→ WHAT IS BEING ASKED: Return every line below in which "board" appears.

→ RAW DATA:
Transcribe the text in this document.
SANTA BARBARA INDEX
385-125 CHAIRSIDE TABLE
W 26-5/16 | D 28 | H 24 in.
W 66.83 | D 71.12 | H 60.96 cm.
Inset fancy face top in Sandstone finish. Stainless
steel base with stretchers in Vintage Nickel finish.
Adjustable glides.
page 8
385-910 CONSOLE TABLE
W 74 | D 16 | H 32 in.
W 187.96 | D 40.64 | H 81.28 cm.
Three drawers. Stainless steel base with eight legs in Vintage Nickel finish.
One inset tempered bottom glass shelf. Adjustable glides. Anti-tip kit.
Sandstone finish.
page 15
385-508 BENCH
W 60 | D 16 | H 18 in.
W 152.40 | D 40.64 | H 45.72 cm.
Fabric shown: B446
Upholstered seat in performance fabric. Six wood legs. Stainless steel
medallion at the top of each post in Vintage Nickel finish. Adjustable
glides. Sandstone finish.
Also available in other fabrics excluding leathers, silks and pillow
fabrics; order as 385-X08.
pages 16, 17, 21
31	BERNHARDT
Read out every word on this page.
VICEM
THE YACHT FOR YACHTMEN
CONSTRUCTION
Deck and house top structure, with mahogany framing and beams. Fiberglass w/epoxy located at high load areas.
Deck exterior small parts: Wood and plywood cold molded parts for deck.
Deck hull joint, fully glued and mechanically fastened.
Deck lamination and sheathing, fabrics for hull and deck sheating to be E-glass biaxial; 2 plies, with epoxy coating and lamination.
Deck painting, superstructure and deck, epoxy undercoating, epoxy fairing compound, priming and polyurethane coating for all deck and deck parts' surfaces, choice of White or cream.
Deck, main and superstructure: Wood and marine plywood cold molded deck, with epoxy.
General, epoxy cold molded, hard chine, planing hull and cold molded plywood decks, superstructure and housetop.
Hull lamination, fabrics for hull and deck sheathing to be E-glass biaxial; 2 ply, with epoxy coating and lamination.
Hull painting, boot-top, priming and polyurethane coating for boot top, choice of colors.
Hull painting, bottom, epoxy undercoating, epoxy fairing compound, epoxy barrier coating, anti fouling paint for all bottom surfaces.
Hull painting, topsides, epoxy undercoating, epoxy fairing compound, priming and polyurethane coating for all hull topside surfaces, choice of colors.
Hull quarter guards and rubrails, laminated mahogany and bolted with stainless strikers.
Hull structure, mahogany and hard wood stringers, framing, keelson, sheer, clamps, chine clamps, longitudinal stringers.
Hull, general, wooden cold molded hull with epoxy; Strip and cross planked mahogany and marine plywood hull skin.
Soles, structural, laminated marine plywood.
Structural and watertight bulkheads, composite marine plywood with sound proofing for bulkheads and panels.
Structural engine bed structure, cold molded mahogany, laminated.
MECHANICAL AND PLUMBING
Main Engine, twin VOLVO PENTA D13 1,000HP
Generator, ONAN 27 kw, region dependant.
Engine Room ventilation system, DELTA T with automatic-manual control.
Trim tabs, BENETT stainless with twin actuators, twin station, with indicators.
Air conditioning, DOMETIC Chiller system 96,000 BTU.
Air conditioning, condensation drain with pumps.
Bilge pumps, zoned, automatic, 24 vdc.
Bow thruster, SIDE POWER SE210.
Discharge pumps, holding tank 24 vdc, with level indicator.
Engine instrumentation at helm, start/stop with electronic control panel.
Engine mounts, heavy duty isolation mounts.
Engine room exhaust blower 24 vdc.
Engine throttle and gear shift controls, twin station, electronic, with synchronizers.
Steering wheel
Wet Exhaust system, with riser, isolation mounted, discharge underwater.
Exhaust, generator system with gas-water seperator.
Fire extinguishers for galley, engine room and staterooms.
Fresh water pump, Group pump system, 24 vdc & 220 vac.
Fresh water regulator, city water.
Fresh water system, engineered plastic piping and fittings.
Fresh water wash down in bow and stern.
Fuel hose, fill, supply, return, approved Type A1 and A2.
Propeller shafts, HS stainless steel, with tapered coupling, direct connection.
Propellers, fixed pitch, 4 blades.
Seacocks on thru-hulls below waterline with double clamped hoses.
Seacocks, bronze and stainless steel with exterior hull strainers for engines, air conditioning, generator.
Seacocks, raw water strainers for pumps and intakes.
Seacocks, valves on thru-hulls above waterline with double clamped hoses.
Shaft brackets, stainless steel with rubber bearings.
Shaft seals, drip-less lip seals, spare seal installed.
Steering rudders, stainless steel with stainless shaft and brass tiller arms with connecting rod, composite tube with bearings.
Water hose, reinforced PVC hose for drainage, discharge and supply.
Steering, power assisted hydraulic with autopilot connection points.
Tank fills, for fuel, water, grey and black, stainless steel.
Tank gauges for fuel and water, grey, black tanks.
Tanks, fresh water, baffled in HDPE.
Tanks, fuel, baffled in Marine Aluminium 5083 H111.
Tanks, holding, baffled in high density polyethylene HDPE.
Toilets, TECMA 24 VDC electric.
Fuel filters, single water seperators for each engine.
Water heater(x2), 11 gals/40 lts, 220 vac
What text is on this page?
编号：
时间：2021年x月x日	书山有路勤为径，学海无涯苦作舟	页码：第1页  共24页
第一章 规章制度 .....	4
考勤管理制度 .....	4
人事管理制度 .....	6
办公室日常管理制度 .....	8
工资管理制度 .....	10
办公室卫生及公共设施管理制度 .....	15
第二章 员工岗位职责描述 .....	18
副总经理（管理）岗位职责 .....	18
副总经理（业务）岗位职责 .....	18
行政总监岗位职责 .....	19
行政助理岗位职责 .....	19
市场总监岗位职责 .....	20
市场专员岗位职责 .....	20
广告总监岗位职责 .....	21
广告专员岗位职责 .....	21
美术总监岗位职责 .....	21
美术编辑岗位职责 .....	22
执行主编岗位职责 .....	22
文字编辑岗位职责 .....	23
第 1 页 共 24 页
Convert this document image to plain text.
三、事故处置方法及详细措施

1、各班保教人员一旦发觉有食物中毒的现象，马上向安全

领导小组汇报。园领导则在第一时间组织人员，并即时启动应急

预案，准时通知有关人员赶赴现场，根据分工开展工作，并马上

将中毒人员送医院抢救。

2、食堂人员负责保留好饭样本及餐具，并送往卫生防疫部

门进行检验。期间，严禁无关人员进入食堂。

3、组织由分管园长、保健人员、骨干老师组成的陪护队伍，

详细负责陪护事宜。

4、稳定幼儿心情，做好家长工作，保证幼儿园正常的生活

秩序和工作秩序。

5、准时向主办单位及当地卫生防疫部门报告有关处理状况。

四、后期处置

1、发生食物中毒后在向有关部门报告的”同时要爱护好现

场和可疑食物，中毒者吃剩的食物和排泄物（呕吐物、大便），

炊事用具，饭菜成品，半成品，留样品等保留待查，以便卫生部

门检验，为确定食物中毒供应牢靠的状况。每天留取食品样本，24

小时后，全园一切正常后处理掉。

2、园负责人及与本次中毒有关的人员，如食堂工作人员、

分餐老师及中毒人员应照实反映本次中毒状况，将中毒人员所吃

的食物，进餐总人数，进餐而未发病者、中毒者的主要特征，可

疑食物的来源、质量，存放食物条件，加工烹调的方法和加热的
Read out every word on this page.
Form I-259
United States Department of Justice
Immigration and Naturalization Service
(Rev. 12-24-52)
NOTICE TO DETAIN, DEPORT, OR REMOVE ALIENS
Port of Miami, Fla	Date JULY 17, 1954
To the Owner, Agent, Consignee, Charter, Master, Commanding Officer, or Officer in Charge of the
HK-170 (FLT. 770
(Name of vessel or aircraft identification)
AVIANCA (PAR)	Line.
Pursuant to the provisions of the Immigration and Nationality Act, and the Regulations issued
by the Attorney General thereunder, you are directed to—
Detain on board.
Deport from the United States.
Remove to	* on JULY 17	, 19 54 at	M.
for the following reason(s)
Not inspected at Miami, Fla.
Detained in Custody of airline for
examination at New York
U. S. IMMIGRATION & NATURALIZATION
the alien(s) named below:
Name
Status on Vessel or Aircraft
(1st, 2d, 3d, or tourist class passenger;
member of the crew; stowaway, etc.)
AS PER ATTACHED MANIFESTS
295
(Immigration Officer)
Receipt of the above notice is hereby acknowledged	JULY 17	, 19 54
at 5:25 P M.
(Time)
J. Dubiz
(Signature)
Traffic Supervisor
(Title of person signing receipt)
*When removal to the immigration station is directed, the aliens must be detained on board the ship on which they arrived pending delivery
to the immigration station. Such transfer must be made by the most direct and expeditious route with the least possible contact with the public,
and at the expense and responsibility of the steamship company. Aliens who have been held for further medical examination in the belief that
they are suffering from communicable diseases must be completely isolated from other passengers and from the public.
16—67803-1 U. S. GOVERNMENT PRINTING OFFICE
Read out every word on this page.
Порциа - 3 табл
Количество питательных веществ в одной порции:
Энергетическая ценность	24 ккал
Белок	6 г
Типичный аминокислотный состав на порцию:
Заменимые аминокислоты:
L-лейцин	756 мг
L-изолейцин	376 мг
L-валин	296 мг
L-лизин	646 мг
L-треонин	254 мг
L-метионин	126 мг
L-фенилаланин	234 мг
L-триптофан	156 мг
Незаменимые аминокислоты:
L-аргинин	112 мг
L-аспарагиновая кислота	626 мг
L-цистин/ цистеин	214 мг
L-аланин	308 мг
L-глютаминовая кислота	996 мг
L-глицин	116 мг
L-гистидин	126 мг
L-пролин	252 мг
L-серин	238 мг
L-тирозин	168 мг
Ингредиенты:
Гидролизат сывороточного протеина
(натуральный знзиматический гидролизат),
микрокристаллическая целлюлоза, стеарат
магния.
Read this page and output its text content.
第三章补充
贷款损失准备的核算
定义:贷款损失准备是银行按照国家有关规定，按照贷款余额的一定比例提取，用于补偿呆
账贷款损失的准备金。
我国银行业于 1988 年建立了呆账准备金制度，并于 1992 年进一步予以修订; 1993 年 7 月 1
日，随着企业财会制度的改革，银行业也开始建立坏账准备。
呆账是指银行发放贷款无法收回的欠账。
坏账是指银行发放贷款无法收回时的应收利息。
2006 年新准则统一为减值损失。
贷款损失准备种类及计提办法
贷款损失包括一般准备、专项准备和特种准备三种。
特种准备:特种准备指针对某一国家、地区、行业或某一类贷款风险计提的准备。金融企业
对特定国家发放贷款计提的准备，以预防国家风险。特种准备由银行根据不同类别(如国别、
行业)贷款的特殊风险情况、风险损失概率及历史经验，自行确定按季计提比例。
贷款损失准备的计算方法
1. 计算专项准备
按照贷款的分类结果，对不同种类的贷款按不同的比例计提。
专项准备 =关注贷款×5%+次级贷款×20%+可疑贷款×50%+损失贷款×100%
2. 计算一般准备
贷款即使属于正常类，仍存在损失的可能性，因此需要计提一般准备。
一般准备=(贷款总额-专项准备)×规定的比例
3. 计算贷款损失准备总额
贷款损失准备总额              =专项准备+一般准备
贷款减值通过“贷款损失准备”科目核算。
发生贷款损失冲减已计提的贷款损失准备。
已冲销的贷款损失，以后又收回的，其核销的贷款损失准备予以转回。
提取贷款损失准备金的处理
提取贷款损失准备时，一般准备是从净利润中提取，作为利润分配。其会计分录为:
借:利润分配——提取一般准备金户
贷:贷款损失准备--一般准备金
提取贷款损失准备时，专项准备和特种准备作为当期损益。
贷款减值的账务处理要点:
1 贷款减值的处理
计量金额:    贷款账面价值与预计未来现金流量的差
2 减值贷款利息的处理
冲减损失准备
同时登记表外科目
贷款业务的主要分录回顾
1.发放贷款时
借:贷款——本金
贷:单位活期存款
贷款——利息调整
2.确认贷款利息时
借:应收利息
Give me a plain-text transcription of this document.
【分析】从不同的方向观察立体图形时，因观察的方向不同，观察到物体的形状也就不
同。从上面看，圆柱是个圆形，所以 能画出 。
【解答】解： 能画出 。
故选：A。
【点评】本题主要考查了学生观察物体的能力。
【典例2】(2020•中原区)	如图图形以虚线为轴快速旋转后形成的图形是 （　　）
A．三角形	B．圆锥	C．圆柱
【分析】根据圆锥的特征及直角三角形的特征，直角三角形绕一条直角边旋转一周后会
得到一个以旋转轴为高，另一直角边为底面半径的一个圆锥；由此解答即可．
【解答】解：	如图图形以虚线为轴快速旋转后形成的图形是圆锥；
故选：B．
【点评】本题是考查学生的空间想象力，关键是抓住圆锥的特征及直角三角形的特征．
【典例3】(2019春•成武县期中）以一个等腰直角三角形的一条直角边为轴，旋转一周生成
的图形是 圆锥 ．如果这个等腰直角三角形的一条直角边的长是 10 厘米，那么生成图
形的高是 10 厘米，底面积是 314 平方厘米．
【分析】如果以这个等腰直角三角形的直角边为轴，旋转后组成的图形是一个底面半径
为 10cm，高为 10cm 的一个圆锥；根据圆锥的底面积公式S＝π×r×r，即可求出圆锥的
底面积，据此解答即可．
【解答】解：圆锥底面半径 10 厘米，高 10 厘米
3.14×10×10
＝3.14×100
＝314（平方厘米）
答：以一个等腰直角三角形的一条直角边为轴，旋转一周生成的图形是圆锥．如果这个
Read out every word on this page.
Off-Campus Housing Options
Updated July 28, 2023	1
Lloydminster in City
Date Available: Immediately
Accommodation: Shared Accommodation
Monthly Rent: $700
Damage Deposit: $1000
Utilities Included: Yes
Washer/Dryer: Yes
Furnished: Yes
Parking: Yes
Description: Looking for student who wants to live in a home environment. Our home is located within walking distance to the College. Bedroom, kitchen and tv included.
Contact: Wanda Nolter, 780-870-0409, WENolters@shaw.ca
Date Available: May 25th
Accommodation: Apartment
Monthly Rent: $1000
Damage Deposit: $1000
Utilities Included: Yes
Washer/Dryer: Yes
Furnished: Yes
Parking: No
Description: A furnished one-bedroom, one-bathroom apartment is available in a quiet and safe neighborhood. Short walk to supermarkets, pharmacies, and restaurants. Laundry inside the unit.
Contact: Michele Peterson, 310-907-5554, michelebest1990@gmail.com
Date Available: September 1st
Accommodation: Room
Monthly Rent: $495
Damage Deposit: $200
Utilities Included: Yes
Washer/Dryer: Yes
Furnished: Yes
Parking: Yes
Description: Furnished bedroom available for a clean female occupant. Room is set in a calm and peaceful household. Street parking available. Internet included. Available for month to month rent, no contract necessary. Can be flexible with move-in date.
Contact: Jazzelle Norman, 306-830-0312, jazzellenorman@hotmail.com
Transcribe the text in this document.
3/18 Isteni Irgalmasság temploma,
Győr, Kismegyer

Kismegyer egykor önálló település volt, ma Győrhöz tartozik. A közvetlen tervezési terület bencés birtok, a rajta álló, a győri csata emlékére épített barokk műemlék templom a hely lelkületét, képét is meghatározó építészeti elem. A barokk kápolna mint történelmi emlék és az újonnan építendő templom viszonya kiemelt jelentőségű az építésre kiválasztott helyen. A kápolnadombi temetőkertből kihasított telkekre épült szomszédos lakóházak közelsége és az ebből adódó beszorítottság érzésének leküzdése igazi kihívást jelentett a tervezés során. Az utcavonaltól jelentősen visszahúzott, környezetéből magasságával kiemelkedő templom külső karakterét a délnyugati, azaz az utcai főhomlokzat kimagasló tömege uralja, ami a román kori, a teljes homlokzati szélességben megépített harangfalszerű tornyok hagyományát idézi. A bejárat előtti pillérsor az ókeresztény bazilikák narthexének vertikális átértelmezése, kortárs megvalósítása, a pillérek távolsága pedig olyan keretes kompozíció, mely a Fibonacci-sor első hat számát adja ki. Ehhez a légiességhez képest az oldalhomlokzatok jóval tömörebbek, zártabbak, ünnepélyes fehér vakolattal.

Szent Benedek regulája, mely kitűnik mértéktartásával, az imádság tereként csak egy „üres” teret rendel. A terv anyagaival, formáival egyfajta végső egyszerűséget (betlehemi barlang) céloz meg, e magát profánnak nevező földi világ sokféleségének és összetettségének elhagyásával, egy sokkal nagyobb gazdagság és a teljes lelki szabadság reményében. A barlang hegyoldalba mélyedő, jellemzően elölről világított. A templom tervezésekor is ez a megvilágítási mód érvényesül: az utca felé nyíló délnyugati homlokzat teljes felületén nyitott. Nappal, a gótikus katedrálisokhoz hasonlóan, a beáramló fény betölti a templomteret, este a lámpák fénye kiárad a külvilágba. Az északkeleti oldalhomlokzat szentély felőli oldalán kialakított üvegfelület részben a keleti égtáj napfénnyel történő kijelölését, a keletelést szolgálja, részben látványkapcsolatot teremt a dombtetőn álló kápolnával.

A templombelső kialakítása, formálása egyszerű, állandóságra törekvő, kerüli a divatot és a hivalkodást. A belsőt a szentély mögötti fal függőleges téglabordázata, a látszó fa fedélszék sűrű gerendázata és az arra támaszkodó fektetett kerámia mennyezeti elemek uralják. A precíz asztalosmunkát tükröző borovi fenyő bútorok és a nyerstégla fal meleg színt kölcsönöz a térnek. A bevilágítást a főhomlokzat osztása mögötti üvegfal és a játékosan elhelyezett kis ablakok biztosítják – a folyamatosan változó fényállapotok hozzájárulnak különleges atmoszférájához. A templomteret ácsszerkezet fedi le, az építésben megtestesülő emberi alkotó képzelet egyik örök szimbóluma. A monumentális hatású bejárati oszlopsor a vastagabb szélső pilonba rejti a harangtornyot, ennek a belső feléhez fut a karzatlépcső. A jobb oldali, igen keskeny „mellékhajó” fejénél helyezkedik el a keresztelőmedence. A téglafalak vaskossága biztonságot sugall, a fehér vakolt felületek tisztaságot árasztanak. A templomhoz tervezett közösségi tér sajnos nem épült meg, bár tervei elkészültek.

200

→ RESPONSE TO THIS EXERCISE:
Detain on board.
*When removal to the immigration station is directed, the aliens must be detained on board the ship on which they arrived pending delivery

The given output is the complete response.